◆ **EXERCISE OBJECTIVE**:
Copy every line of the listing exactly.
----------
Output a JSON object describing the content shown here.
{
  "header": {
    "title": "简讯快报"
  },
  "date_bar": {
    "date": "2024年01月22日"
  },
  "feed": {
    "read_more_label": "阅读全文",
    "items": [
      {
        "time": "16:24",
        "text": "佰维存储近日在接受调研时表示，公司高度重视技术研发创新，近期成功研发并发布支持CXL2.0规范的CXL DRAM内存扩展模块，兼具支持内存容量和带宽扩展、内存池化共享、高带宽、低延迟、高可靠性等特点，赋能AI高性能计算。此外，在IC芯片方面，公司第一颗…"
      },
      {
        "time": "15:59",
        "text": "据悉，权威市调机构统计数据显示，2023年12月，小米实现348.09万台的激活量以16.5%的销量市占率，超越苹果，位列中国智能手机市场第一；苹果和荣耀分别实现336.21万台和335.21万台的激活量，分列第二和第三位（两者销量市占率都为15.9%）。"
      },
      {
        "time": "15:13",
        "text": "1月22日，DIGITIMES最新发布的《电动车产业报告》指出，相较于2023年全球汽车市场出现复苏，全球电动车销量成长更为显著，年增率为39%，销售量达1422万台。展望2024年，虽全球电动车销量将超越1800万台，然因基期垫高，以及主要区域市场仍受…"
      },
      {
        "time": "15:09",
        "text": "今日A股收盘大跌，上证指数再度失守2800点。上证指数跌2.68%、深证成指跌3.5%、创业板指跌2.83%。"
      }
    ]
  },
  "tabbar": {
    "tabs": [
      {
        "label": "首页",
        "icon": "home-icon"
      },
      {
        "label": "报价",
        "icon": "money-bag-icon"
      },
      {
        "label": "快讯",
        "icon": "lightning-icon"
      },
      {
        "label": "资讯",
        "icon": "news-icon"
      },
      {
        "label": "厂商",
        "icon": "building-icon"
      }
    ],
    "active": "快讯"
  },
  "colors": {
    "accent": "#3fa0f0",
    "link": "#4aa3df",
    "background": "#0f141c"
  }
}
----------
◆ **RESULT OF THIS TASK**:
Output a JSON object describing the content shown here.
{
  "header": {
    "title": "简讯快报"
  },
  "date_bar": {
    "date": "2024年01月22日"
  },
  "feed": {
    "read_more_label": "阅读全文",
    "items": [
      {
        "time": "16:24",
        "text": "佰维存储近日在接受调研时表示，公司高度重视技术研发创新，近期成功研发并发布支持CXL2.0规范的CXL DRAM内存扩展模块，兼具支持内存容量和带宽扩展、内存池化共享、高带宽、低延迟、高可靠性等特点，赋能AI高性能计算。此外，在IC芯片方面，公司第一颗…"
      },
      {
        "time": "15:59",
        "text": "据悉，权威市调机构统计数据显示，2023年12月，小米实现348.09万台的激活量以16.5%的销量市占率，超越苹果，位列中国智能手机市场第一；苹果和荣耀分别实现336.21万台和335.21万台的激活量，分列第二和第三位（两者销量市占率都为15.9%）。"
      },
      {
        "time": "15:13",
        "text": "1月22日，DIGITIMES最新发布的《电动车产业报告》指出，相较于2023年全球汽车市场出现复苏，全球电动车销量成长更为显著，年增率为39%，销售量达1422万台。展望2024年，虽全球电动车销量将超越1800万台，然因基期垫高，以及主要区域市场仍受…"
      },
      {
        "time": "15:09",
        "text": "今日A股收盘大跌，上证指数再度失守2800点。上证指数跌2.68%、深证成指跌3.5%、创业板指跌2.83%。"
      }
    ]
  },
  "tabbar": {
    "tabs": [
      {
        "label": "首页",
        "icon": "home-icon"
      },
      {
        "label": "报价",
        "icon": "money-bag-icon"
      },
      {
        "label": "快讯",
        "icon": "lightning-icon"
      },
      {
        "label": "资讯",
        "icon": "news-icon"
      },
      {
        "label": "厂商",
        "icon": "building-icon"
      }
    ],
    "active": "快讯"
  },
  "colors": {
    "accent": "#3fa0f0",
    "link": "#4aa3df",
    "background": "#0f141c"
  }
}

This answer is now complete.